Kutipan Teks.
>>>

ITS News

Kamis, 28 Maret 2024
15 Maret 2005, 12:03

Nepotisme Dalam Sorotan: refleksi diskursus pemikiran tentang nilainya

Oleh : Dadang ITS | | Source : -

Dalam kamus Purwadarminta dituliskan nepotisme sebagai hal memberikan jabatan kepada saudara-saudara atau teman-temannya saja. Sedangkan Jhon M. Echols mengkategorikannya sebagai kata benda dengan mendahulukan saudara, khususnya dalam pemberian jabatan.

Penulis tidak hendak memberikan alternatif definisi nepotisme, karena selain tidak mempunyai kapabilitas dalam etimologi, penulis hanya mencoba mengkritisi arti nepotisme ditinjau dari nilai normatif baik-buruk yang diimplementasikan dalam untung-rugi sisi manusia dalam kemanusiaannya.

Ketika seorang pemimpin diangkat untuk menjalankan roda organisasinya maka dibutuhkanlah beberapa pembantu untuk mengelola organisasi itu. Agar organisasi itu berjalan maka antara pembantu dan pemimpinnya harus saling percaya karena dari saling percaya ini akan didapatkan sinergi kerja yang saling melengkapi dan menyempurnakan dalam mencapai tujuannya. Untuk bisa saling percaya harus terjadi proses saling mengerti dimana didahului oleh proses saling mengenal.

Kenal!. Ya…. harus kenal. At first!.
Kemudian ketika seorang pemimpin itu mengenal beberapa orang yang potensial dari kalangannya (termasuk keluarga) maka tidak bisa disalahkan apabila dia meminta orang-orang tersebut untuk membantunya. Sebab selain dia harus percaya, tugas untuk menjalankan roda organisasi harus dilaksanakan dengan cepat, efektif dan efisien. Dan apabila kualifikasi untuk menjadi pembantu itu terdapat pada keluarga, apakah kita juga harus menolak dengan alasan nepotisme? Sedangkan untuk efisiensi dia harus mengambil keputusan dengan cepat. Sedangkan dia tidak mengenal orang lain yang di luar lingkungannya? Kecuali apabila dia juga mengenal orang lain dengan kualitas yang lebih baik atau sama tetapi dia tidak memintanya untuk membantu maka pilihan inilah yang bernilai negatif. Yaitu motif negatif untuk mementingkan keluarga. Jadi dari sudut pandang ini maka terjadinya nepotisme adalah sesuatu yang wajar dan logis adanya.

Adalah benar praktik nepotisme bisa mengakibatkan timbulnya ketidakadilan akibat penguasaan informasi dan akses oleh beberapa pihak saja padahal seharusnya terdapat transparansi dalam informasi dan akses sehingga semua pihak dapat berpartisipasi. Pada akhirnya terjadi kompetisi dan hasil kompetisi adalah yang terbaik yang akan digunakan. Dan proses ini terjadi dengan adil!

<<<

Data Tersedia.
>>>

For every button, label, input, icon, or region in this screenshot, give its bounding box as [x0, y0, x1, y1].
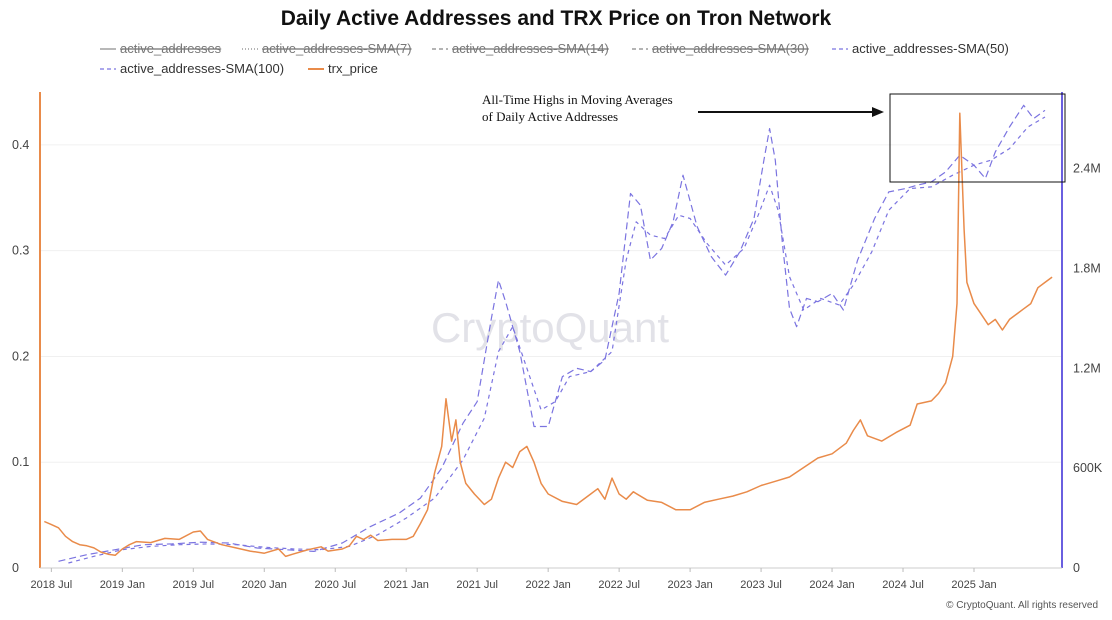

<<<

Tujuan 1. Tulis ulang bagian teks tentang nepotisme yang dimulai dari "Kamis, 28 Maret" dan berlanjut hingga "dalam pemberian jabatan.", dengan mengganti "jabatan" menjadi "kedudukan".
Tujuan 2. Dalam teks tentang nepotisme, bagaimana Jhon M. Echols mengkategorikan nepotisme?
Data di atas tidak ada hubungannya dengan teks tentang nepotisme.

Jawaban Lengkap 1.
Kamis, 28 Maret 2024
15 Maret 2005, 12:03

Nepotisme Dalam Sorotan: refleksi diskursus pemikiran tentang nilainya

Oleh : Dadang ITS | | Source : -

Dalam kamus Purwadarminta dituliskan nepotisme sebagai hal memberikan kedudukan kepada saudara-saudara atau teman-temannya saja. Sedangkan Jhon M. Echols mengkategorikannya sebagai kata benda dengan mendahulukan saudara, khususnya dalam pemberian kedudukan.

Jawaban Lengkap 2. Sebagai kata benda dengan mendahulukan saudara, khususnya dalam pemberian jabatan.